- Problem
Collect every line of the records below that contains the word "普外科主任医师年终总结".
BEGIN Records shown
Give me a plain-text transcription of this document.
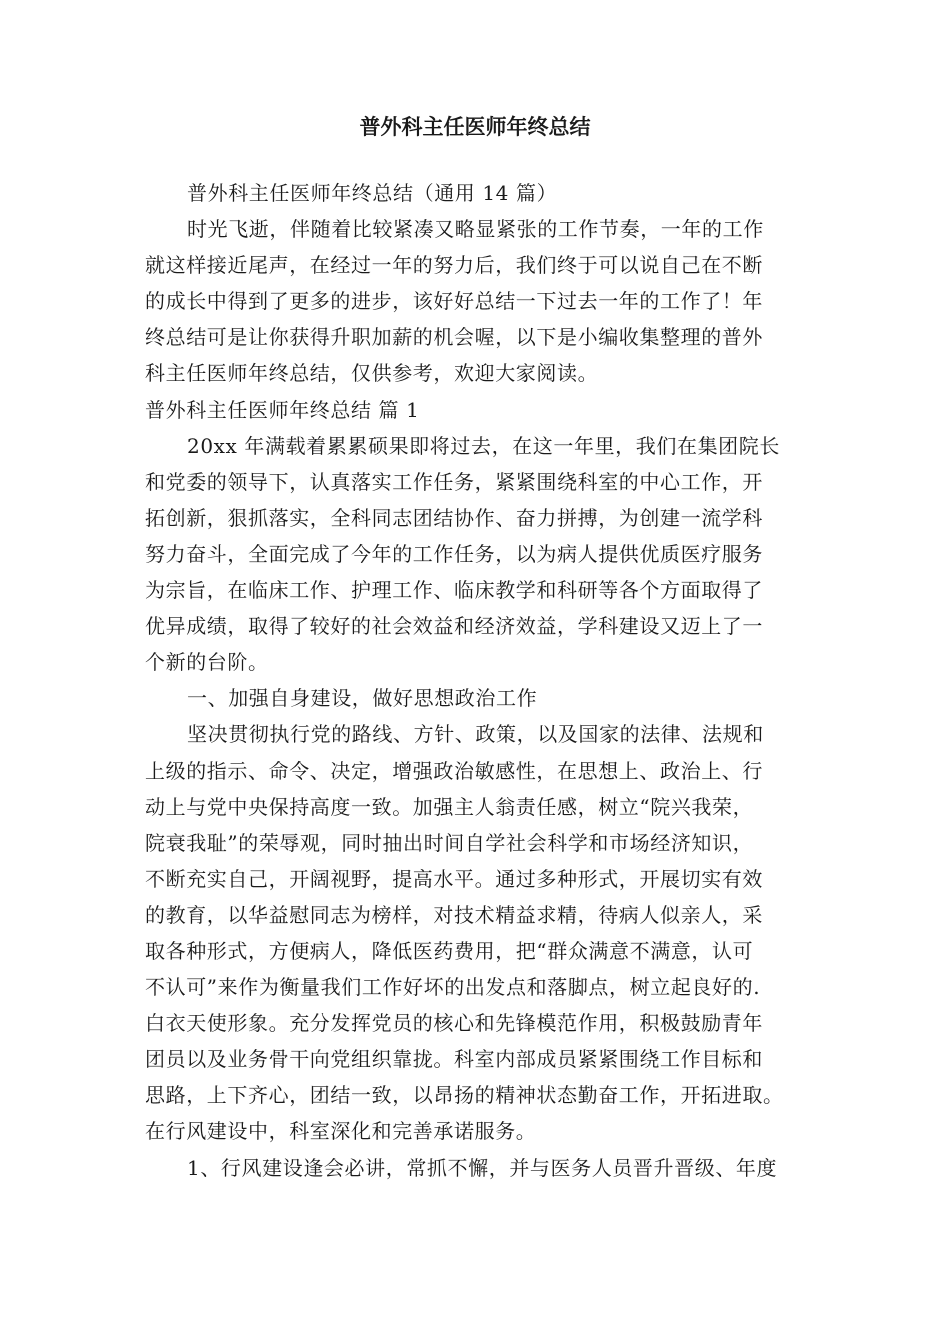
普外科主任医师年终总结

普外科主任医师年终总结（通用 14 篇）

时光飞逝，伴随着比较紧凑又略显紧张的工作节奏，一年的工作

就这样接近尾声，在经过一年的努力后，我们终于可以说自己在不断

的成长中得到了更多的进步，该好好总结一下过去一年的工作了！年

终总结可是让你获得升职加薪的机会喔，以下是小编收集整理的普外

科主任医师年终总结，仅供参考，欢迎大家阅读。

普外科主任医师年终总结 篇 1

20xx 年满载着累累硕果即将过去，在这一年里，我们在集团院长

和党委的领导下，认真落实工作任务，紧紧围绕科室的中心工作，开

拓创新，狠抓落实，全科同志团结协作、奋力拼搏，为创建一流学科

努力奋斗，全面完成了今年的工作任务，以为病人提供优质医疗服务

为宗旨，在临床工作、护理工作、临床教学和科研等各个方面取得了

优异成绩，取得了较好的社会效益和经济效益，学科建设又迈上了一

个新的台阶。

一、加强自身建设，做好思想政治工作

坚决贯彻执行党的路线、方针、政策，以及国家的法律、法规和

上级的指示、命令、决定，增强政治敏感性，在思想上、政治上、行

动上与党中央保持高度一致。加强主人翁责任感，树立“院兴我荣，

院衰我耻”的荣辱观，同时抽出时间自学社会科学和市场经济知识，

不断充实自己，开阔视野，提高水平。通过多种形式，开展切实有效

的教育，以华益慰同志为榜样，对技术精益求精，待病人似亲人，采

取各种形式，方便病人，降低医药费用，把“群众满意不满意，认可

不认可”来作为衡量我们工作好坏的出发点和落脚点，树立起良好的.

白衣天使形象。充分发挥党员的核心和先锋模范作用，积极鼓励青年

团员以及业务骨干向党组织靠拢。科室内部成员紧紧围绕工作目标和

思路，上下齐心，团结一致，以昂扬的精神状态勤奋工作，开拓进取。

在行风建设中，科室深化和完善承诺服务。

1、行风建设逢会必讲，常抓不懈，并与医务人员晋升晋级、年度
END Records shown
BEGIN Records shown
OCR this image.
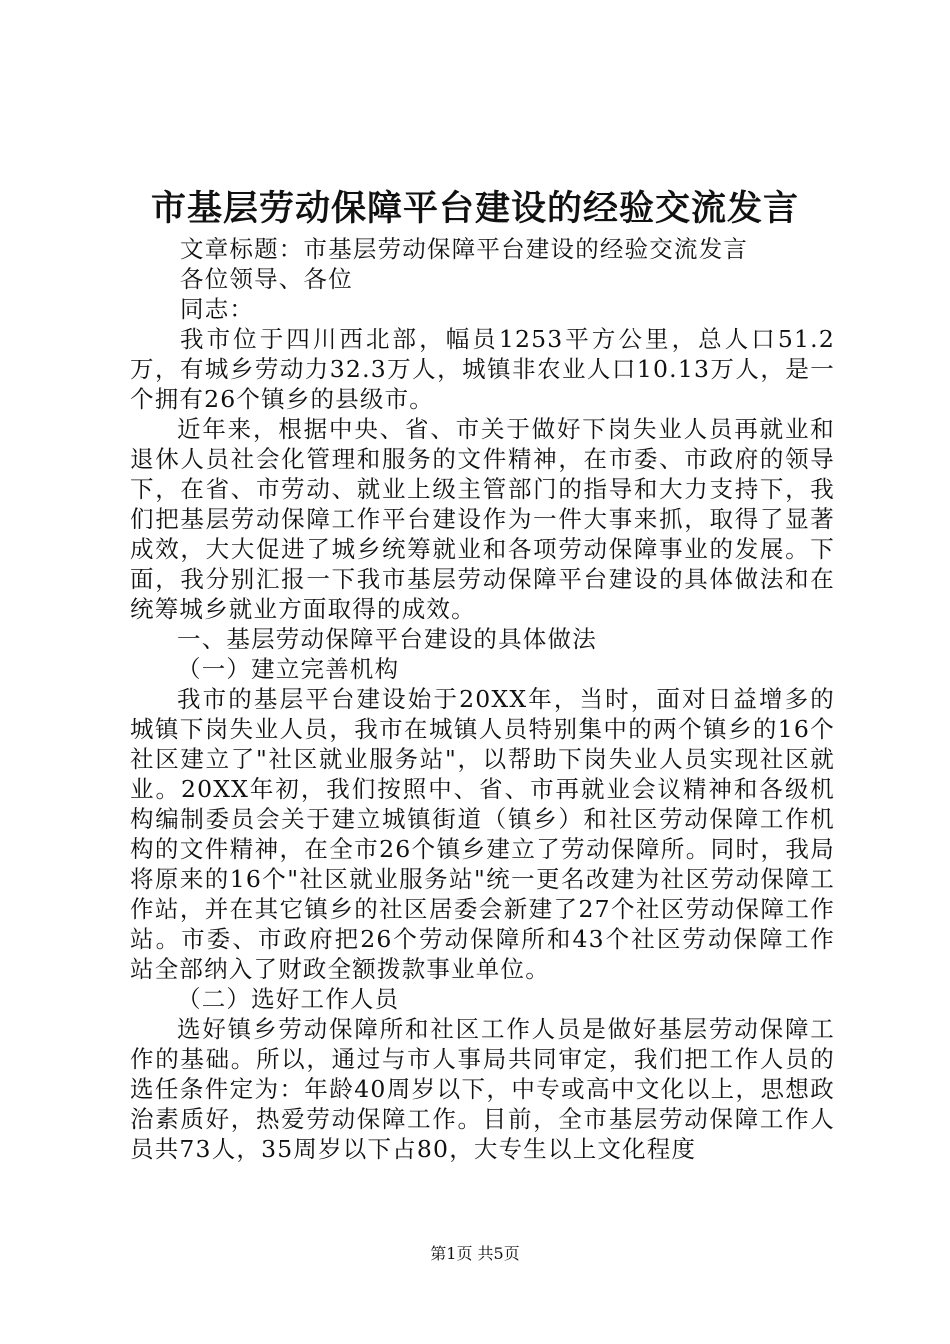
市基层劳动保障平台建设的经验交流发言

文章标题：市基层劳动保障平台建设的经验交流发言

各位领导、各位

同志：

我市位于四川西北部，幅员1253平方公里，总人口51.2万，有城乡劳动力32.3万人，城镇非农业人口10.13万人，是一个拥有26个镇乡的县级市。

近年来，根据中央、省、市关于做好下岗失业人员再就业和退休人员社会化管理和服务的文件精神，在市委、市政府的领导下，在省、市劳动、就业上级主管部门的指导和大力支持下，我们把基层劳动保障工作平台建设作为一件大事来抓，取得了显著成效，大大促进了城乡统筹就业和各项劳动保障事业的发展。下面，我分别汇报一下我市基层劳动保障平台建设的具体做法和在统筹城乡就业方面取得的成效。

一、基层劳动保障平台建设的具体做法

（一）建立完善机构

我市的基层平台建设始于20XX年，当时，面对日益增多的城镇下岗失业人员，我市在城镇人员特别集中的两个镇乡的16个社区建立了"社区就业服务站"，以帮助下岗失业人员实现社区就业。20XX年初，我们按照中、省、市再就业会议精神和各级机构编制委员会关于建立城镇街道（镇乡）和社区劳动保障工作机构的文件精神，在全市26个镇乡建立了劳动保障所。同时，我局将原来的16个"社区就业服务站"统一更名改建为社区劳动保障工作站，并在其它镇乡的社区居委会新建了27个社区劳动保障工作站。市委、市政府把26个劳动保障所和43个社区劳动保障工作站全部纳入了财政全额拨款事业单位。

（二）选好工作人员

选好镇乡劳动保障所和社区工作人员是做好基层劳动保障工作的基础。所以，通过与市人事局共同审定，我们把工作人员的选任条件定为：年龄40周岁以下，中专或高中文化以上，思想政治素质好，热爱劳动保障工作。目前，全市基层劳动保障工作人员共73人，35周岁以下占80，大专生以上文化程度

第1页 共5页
END Records shown
- Answer
普外科主任医师年终总结
普外科主任医师年终总结（通用 14 篇）
普外科主任医师年终总结 篇 1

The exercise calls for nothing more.